**Challenge**
From the data that follows, copy every line holding the string "Target".

**Data extract**
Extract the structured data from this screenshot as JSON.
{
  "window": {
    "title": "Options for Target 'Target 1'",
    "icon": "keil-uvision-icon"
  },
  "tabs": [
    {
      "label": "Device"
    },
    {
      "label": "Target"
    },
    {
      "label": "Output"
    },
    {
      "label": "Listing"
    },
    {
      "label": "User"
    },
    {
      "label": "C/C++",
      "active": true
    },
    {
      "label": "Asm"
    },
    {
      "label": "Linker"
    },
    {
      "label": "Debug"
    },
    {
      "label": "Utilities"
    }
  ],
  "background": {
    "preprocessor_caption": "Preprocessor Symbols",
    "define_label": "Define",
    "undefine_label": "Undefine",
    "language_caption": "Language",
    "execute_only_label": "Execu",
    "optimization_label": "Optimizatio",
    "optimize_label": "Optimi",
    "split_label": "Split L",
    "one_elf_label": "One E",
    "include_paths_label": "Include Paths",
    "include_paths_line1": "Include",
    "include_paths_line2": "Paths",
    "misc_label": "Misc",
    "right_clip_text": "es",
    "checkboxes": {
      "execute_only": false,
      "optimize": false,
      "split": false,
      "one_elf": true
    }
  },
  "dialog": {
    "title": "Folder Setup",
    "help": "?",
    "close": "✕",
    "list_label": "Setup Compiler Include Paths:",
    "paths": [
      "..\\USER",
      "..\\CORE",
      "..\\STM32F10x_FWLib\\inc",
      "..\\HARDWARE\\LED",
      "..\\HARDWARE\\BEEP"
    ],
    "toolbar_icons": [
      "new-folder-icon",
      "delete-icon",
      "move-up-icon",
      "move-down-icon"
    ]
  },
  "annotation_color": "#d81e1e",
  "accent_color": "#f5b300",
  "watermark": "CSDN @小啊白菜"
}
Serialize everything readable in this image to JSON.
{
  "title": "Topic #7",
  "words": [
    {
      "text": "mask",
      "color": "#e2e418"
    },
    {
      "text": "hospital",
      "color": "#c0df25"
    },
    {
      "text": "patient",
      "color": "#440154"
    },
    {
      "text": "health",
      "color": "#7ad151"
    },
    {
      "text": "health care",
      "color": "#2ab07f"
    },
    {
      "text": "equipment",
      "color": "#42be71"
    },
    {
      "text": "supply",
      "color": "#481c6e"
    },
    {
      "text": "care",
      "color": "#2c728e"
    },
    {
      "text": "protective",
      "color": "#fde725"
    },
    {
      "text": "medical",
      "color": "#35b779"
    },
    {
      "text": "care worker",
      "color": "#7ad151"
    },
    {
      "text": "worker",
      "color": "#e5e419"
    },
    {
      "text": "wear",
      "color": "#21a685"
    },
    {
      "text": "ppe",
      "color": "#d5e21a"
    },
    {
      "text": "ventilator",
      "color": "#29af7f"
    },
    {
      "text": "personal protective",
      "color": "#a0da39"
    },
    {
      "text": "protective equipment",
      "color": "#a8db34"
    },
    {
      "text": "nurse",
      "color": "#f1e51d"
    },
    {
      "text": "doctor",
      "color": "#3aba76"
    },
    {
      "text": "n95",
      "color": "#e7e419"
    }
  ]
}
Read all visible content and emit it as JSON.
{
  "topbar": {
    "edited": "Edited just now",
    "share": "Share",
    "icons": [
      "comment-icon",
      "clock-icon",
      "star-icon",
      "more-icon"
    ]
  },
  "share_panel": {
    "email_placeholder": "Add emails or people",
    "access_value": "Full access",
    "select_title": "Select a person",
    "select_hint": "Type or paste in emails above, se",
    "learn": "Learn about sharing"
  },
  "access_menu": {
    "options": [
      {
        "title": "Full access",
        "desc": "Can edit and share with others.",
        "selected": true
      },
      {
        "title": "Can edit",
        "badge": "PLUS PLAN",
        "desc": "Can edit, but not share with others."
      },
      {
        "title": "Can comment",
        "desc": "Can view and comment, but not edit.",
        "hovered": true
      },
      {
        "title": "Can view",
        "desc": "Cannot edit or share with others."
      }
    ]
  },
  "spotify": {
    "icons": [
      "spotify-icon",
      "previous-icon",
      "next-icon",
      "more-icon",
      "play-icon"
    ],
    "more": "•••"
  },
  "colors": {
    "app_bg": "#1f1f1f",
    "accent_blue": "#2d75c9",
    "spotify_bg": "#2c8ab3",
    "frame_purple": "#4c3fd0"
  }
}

**Solution to this problem**
    "title": "Options for Target 'Target 1'",
      "label": "Target"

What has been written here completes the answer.